[A block of data]
# # #

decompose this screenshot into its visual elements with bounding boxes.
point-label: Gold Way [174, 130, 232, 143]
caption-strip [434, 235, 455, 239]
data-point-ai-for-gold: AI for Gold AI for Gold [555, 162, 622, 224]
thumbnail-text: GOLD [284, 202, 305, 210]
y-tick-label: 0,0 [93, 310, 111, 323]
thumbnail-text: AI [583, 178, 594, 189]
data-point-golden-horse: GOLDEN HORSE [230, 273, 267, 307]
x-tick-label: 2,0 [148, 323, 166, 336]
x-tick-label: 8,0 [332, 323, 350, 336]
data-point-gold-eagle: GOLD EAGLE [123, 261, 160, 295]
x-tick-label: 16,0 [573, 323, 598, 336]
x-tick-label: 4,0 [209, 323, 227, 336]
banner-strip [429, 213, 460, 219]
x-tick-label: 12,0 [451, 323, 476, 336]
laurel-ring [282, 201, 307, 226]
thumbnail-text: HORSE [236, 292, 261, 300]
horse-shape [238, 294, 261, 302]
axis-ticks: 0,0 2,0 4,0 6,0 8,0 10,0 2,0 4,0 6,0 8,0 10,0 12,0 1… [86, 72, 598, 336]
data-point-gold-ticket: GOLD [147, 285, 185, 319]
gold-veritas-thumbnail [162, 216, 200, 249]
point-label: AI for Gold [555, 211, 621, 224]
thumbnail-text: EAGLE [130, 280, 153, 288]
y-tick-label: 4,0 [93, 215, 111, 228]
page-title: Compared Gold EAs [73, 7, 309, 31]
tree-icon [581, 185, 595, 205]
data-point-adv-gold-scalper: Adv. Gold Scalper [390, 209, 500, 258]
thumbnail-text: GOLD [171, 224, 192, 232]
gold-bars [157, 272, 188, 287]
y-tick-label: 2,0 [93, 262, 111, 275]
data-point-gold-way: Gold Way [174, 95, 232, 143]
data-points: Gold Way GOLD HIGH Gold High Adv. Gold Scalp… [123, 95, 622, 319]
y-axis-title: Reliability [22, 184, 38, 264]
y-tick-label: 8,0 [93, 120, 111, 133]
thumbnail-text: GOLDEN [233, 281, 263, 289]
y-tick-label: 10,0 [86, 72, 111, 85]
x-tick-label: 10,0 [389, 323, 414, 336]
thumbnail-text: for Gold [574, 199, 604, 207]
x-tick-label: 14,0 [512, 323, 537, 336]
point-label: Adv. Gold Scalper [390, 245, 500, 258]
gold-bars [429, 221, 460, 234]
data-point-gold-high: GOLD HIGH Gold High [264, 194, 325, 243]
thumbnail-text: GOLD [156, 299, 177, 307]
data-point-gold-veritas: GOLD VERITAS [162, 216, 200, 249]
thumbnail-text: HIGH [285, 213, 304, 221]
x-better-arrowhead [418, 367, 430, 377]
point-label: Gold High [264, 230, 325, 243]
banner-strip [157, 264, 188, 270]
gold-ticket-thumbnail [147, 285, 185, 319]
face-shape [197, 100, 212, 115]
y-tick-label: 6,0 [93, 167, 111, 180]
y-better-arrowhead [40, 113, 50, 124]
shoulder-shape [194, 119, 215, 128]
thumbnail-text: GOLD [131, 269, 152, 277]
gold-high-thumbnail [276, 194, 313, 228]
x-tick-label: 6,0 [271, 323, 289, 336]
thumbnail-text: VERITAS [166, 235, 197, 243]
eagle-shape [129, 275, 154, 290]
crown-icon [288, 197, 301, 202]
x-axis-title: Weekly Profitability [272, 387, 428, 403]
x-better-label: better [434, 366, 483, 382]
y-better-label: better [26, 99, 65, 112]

# # #

TO BE DONE: Write out every row above again, swapping "Weekly Profitability" for "Monthly Profitability" and keeping everything else unchanged.

WORKED SOLUTION:
decompose this screenshot into its visual elements with bounding boxes.
point-label: Gold Way [174, 130, 232, 143]
caption-strip [434, 235, 455, 239]
data-point-ai-for-gold: AI for Gold AI for Gold [555, 162, 622, 224]
thumbnail-text: GOLD [284, 202, 305, 210]
y-tick-label: 0,0 [93, 310, 111, 323]
thumbnail-text: AI [583, 178, 594, 189]
data-point-golden-horse: GOLDEN HORSE [230, 273, 267, 307]
x-tick-label: 2,0 [148, 323, 166, 336]
x-tick-label: 8,0 [332, 323, 350, 336]
data-point-gold-eagle: GOLD EAGLE [123, 261, 160, 295]
x-tick-label: 16,0 [573, 323, 598, 336]
x-tick-label: 4,0 [209, 323, 227, 336]
banner-strip [429, 213, 460, 219]
x-tick-label: 12,0 [451, 323, 476, 336]
laurel-ring [282, 201, 307, 226]
thumbnail-text: HORSE [236, 292, 261, 300]
horse-shape [238, 294, 261, 302]
axis-ticks: 0,0 2,0 4,0 6,0 8,0 10,0 2,0 4,0 6,0 8,0 10,0 12,0 1… [86, 72, 598, 336]
data-point-gold-ticket: GOLD [147, 285, 185, 319]
gold-veritas-thumbnail [162, 216, 200, 249]
point-label: AI for Gold [555, 211, 621, 224]
thumbnail-text: EAGLE [130, 280, 153, 288]
y-tick-label: 4,0 [93, 215, 111, 228]
page-title: Compared Gold EAs [73, 7, 309, 31]
tree-icon [581, 185, 595, 205]
data-point-adv-gold-scalper: Adv. Gold Scalper [390, 209, 500, 258]
thumbnail-text: GOLD [171, 224, 192, 232]
gold-bars [157, 272, 188, 287]
y-tick-label: 2,0 [93, 262, 111, 275]
data-point-gold-way: Gold Way [174, 95, 232, 143]
data-points: Gold Way GOLD HIGH Gold High Adv. Gold Scalp… [123, 95, 622, 319]
y-axis-title: Reliability [22, 184, 38, 264]
y-tick-label: 8,0 [93, 120, 111, 133]
thumbnail-text: GOLDEN [233, 281, 263, 289]
y-tick-label: 10,0 [86, 72, 111, 85]
x-tick-label: 10,0 [389, 323, 414, 336]
thumbnail-text: for Gold [574, 199, 604, 207]
x-tick-label: 14,0 [512, 323, 537, 336]
point-label: Adv. Gold Scalper [390, 245, 500, 258]
gold-bars [429, 221, 460, 234]
data-point-gold-high: GOLD HIGH Gold High [264, 194, 325, 243]
thumbnail-text: GOLD [156, 299, 177, 307]
data-point-gold-veritas: GOLD VERITAS [162, 216, 200, 249]
thumbnail-text: HIGH [285, 213, 304, 221]
x-better-arrowhead [418, 367, 430, 377]
point-label: Gold High [264, 230, 325, 243]
banner-strip [157, 264, 188, 270]
gold-ticket-thumbnail [147, 285, 185, 319]
face-shape [197, 100, 212, 115]
y-tick-label: 6,0 [93, 167, 111, 180]
y-better-arrowhead [40, 113, 50, 124]
shoulder-shape [194, 119, 215, 128]
thumbnail-text: GOLD [131, 269, 152, 277]
gold-high-thumbnail [276, 194, 313, 228]
x-tick-label: 6,0 [271, 323, 289, 336]
thumbnail-text: VERITAS [166, 235, 197, 243]
eagle-shape [129, 275, 154, 290]
crown-icon [288, 197, 301, 202]
x-axis-title: Monthly Profitability [272, 387, 428, 403]
x-better-label: better [434, 366, 483, 382]
y-better-label: better [26, 99, 65, 112]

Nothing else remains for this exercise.